▶ TASK PROMPT:
Quote each line exactly, from the line that contains "Output a JSON" down to the last line of the listing, and no other lines.

>>>

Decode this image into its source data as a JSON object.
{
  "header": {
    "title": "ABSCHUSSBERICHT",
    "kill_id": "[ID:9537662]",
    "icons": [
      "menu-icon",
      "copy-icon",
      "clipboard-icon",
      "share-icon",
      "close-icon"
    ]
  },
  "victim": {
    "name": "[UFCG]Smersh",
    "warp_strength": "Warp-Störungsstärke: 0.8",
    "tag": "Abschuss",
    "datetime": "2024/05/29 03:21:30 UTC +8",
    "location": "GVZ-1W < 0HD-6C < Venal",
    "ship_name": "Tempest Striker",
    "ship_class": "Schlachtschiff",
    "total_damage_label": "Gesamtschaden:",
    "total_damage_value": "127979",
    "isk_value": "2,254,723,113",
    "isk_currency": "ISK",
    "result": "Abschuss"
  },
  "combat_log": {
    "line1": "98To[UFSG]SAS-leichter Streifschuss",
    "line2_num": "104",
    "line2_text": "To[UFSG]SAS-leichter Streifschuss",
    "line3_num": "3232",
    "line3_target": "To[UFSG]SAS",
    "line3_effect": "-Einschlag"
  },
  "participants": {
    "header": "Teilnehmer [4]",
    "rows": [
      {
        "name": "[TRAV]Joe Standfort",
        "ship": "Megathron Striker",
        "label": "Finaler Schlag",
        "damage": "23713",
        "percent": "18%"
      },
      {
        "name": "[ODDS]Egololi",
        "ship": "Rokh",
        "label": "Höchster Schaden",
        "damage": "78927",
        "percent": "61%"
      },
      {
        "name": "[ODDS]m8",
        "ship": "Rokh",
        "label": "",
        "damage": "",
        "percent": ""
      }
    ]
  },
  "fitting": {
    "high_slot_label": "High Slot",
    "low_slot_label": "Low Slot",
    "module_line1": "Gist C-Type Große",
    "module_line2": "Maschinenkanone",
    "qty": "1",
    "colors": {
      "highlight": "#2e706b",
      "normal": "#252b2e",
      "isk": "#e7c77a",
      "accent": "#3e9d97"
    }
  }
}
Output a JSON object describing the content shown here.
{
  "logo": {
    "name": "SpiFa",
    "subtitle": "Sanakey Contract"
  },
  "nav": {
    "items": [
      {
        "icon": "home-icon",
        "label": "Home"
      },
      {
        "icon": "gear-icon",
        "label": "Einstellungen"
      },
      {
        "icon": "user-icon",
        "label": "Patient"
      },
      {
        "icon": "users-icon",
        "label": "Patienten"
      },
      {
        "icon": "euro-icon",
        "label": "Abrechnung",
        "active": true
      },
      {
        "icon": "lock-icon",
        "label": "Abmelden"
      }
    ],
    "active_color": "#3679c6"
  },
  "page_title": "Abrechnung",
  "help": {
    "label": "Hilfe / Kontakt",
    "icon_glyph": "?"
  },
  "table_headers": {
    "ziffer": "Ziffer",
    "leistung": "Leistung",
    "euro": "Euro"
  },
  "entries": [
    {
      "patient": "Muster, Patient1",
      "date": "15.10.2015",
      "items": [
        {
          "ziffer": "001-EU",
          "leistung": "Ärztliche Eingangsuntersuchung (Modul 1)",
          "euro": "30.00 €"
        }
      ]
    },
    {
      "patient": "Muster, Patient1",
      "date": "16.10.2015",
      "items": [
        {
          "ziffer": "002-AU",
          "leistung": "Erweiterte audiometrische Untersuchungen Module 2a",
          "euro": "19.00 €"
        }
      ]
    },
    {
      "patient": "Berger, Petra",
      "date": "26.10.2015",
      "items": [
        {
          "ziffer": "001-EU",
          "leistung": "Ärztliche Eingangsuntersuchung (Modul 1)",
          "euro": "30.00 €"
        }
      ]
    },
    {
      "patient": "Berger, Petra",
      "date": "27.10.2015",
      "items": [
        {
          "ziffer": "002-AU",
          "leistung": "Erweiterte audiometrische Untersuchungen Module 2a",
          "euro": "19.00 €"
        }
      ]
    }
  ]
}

<<<

▶ SOLVED EXERCISE:
Output a JSON object describing the content shown here.
{
  "logo": {
    "name": "SpiFa",
    "subtitle": "Sanakey Contract"
  },
  "nav": {
    "items": [
      {
        "icon": "home-icon",
        "label": "Home"
      },
      {
        "icon": "gear-icon",
        "label": "Einstellungen"
      },
      {
        "icon": "user-icon",
        "label": "Patient"
      },
      {
        "icon": "users-icon",
        "label": "Patienten"
      },
      {
        "icon": "euro-icon",
        "label": "Abrechnung",
        "active": true
      },
      {
        "icon": "lock-icon",
        "label": "Abmelden"
      }
    ],
    "active_color": "#3679c6"
  },
  "page_title": "Abrechnung",
  "help": {
    "label": "Hilfe / Kontakt",
    "icon_glyph": "?"
  },
  "table_headers": {
    "ziffer": "Ziffer",
    "leistung": "Leistung",
    "euro": "Euro"
  },
  "entries": [
    {
      "patient": "Muster, Patient1",
      "date": "15.10.2015",
      "items": [
        {
          "ziffer": "001-EU",
          "leistung": "Ärztliche Eingangsuntersuchung (Modul 1)",
          "euro": "30.00 €"
        }
      ]
    },
    {
      "patient": "Muster, Patient1",
      "date": "16.10.2015",
      "items": [
        {
          "ziffer": "002-AU",
          "leistung": "Erweiterte audiometrische Untersuchungen Module 2a",
          "euro": "19.00 €"
        }
      ]
    },
    {
      "patient": "Berger, Petra",
      "date": "26.10.2015",
      "items": [
        {
          "ziffer": "001-EU",
          "leistung": "Ärztliche Eingangsuntersuchung (Modul 1)",
          "euro": "30.00 €"
        }
      ]
    },
    {
      "patient": "Berger, Petra",
      "date": "27.10.2015",
      "items": [
        {
          "ziffer": "002-AU",
          "leistung": "Erweiterte audiometrische Untersuchungen Module 2a",
          "euro": "19.00 €"
        }
      ]
    }
  ]
}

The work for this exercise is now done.